What is expected => Reproduce every one of the records below verbatim, leaving out the pictures.

— Start of Records shown —

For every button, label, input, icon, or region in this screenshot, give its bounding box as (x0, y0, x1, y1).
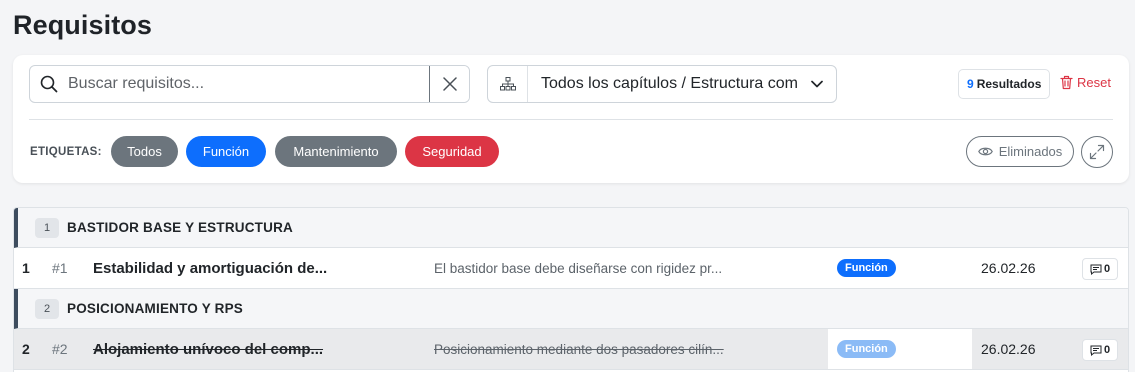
row-tag-badge: Función (837, 340, 896, 358)
close-icon (442, 77, 457, 91)
trash-icon (1060, 75, 1073, 90)
row-title: Alojamiento unívoco del comp... (93, 340, 324, 358)
reset-label: Reset (1077, 75, 1111, 90)
row-description: El bastidor base debe diseñarse con rigi… (434, 260, 723, 276)
expand-icon (1089, 144, 1105, 160)
results-label: Resultados (976, 77, 1042, 91)
row-id: #1 (52, 260, 68, 276)
page-title: Requisitos (13, 10, 153, 40)
chapter-title: POSICIONAMIENTO Y RPS (67, 301, 243, 316)
comment-icon (1090, 345, 1102, 356)
row-index: 1 (22, 260, 30, 276)
row-description: Posicionamiento mediante dos pasadores c… (434, 341, 724, 357)
tag-filter-mantenimiento[interactable]: Mantenimiento (275, 136, 397, 167)
show-deleted-label: Eliminados (998, 144, 1063, 159)
filter-panel: Todos los capítulos / Estructura comp 9 … (13, 55, 1129, 183)
chapter-select-value: Todos los capítulos / Estructura comp (541, 75, 798, 92)
eye-icon (977, 147, 993, 156)
row-date: 26.02.26 (981, 260, 1036, 276)
search-input[interactable] (68, 66, 429, 102)
comments-count: 0 (1103, 344, 1111, 356)
row-index: 2 (22, 341, 30, 357)
search-box (29, 65, 470, 103)
row-tag-cell: Función (828, 329, 972, 369)
requirements-table: 1 BASTIDOR BASE Y ESTRUCTURA 1 #1 Estabi… (13, 207, 1129, 372)
comments-button[interactable]: 0 (1082, 258, 1118, 280)
chapter-select[interactable]: Todos los capítulos / Estructura comp (487, 65, 837, 103)
chapter-header[interactable]: 1 BASTIDOR BASE Y ESTRUCTURA (14, 208, 1128, 248)
results-count: 9 (967, 77, 974, 91)
row-tag-badge: Función (837, 259, 896, 277)
comments-button[interactable]: 0 (1082, 339, 1118, 361)
chapter-number: 1 (35, 217, 59, 238)
chevron-down-icon (798, 80, 836, 88)
chapter-title: BASTIDOR BASE Y ESTRUCTURA (67, 220, 293, 235)
tags-label: ETIQUETAS: (30, 146, 102, 158)
row-date: 26.02.26 (972, 329, 1072, 369)
search-icon (30, 66, 68, 102)
chapter-header[interactable]: 2 POSICIONAMIENTO Y RPS (14, 289, 1128, 329)
table-row[interactable]: 1 #1 Estabilidad y amortiguación de... E… (14, 248, 1128, 289)
comments-count: 0 (1103, 263, 1111, 275)
reset-button[interactable]: Reset (1060, 75, 1111, 90)
clear-search-button[interactable] (429, 66, 469, 102)
row-id: #2 (52, 341, 68, 357)
hierarchy-icon (488, 66, 528, 102)
row-tag-cell: Función (828, 248, 972, 288)
results-count-badge: 9 Resultados (958, 69, 1051, 99)
expand-button[interactable] (1081, 136, 1113, 168)
chapter-number: 2 (35, 298, 59, 319)
tag-filter-todos[interactable]: Todos (111, 136, 178, 167)
table-row[interactable]: 2 #2 Alojamiento unívoco del comp... Pos… (14, 329, 1128, 370)
row-title: Estabilidad y amortiguación de... (93, 259, 328, 277)
show-deleted-toggle[interactable]: Eliminados (966, 136, 1074, 167)
tag-filter-funcion[interactable]: Función (186, 136, 266, 167)
comment-icon (1090, 264, 1102, 275)
tag-filter-seguridad[interactable]: Seguridad (405, 136, 499, 167)
divider (29, 119, 1113, 120)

— End of Records shown —

Output for this task =>
For every button, label, input, icon, or region in this screenshot, give its bounding box as (x0, y0, x1, y1).
row-tag-badge: Función (837, 340, 896, 358)
close-icon (442, 77, 457, 91)
trash-icon (1060, 75, 1073, 90)
row-title: Alojamiento unívoco del comp... (93, 340, 324, 358)
reset-label: Reset (1077, 75, 1111, 90)
row-description: El bastidor base debe diseñarse con rigi… (434, 260, 723, 276)
expand-icon (1089, 144, 1105, 160)
results-label: Resultados (976, 77, 1042, 91)
row-id: #1 (52, 260, 68, 276)
page-title: Requisitos (13, 10, 153, 40)
chapter-title: POSICIONAMIENTO Y RPS (67, 301, 243, 316)
comment-icon (1090, 345, 1102, 356)
row-index: 1 (22, 260, 30, 276)
row-description: Posicionamiento mediante dos pasadores c… (434, 341, 724, 357)
tag-filter-mantenimiento[interactable]: Mantenimiento (275, 136, 397, 167)
show-deleted-label: Eliminados (998, 144, 1063, 159)
filter-panel: Todos los capítulos / Estructura comp 9 … (13, 55, 1129, 183)
chapter-select-value: Todos los capítulos / Estructura comp (541, 75, 798, 92)
eye-icon (977, 147, 993, 156)
row-date: 26.02.26 (981, 260, 1036, 276)
search-input[interactable] (68, 66, 429, 102)
comments-count: 0 (1103, 344, 1111, 356)
row-index: 2 (22, 341, 30, 357)
search-box (29, 65, 470, 103)
row-tag-cell: Función (828, 329, 972, 369)
requirements-table: 1 BASTIDOR BASE Y ESTRUCTURA 1 #1 Estabi… (13, 207, 1129, 372)
comments-button[interactable]: 0 (1082, 258, 1118, 280)
chapter-select[interactable]: Todos los capítulos / Estructura comp (487, 65, 837, 103)
chapter-header[interactable]: 1 BASTIDOR BASE Y ESTRUCTURA (14, 208, 1128, 248)
results-count: 9 (967, 77, 974, 91)
row-tag-badge: Función (837, 259, 896, 277)
comments-button[interactable]: 0 (1082, 339, 1118, 361)
chapter-number: 1 (35, 217, 59, 238)
chevron-down-icon (798, 80, 836, 88)
chapter-title: BASTIDOR BASE Y ESTRUCTURA (67, 220, 293, 235)
tags-label: ETIQUETAS: (30, 146, 102, 158)
row-date: 26.02.26 (972, 329, 1072, 369)
search-icon (30, 66, 68, 102)
chapter-header[interactable]: 2 POSICIONAMIENTO Y RPS (14, 289, 1128, 329)
table-row[interactable]: 1 #1 Estabilidad y amortiguación de... E… (14, 248, 1128, 289)
comments-count: 0 (1103, 263, 1111, 275)
reset-button[interactable]: Reset (1060, 75, 1111, 90)
clear-search-button[interactable] (429, 66, 469, 102)
row-id: #2 (52, 341, 68, 357)
hierarchy-icon (488, 66, 528, 102)
row-tag-cell: Función (828, 248, 972, 288)
results-count-badge: 9 Resultados (958, 69, 1051, 99)
expand-button[interactable] (1081, 136, 1113, 168)
chapter-number: 2 (35, 298, 59, 319)
tag-filter-todos[interactable]: Todos (111, 136, 178, 167)
table-row[interactable]: 2 #2 Alojamiento unívoco del comp... Pos… (14, 329, 1128, 370)
row-title: Estabilidad y amortiguación de... (93, 259, 328, 277)
show-deleted-toggle[interactable]: Eliminados (966, 136, 1074, 167)
tag-filter-funcion[interactable]: Función (186, 136, 266, 167)
comment-icon (1090, 264, 1102, 275)
tag-filter-seguridad[interactable]: Seguridad (405, 136, 499, 167)
divider (29, 119, 1113, 120)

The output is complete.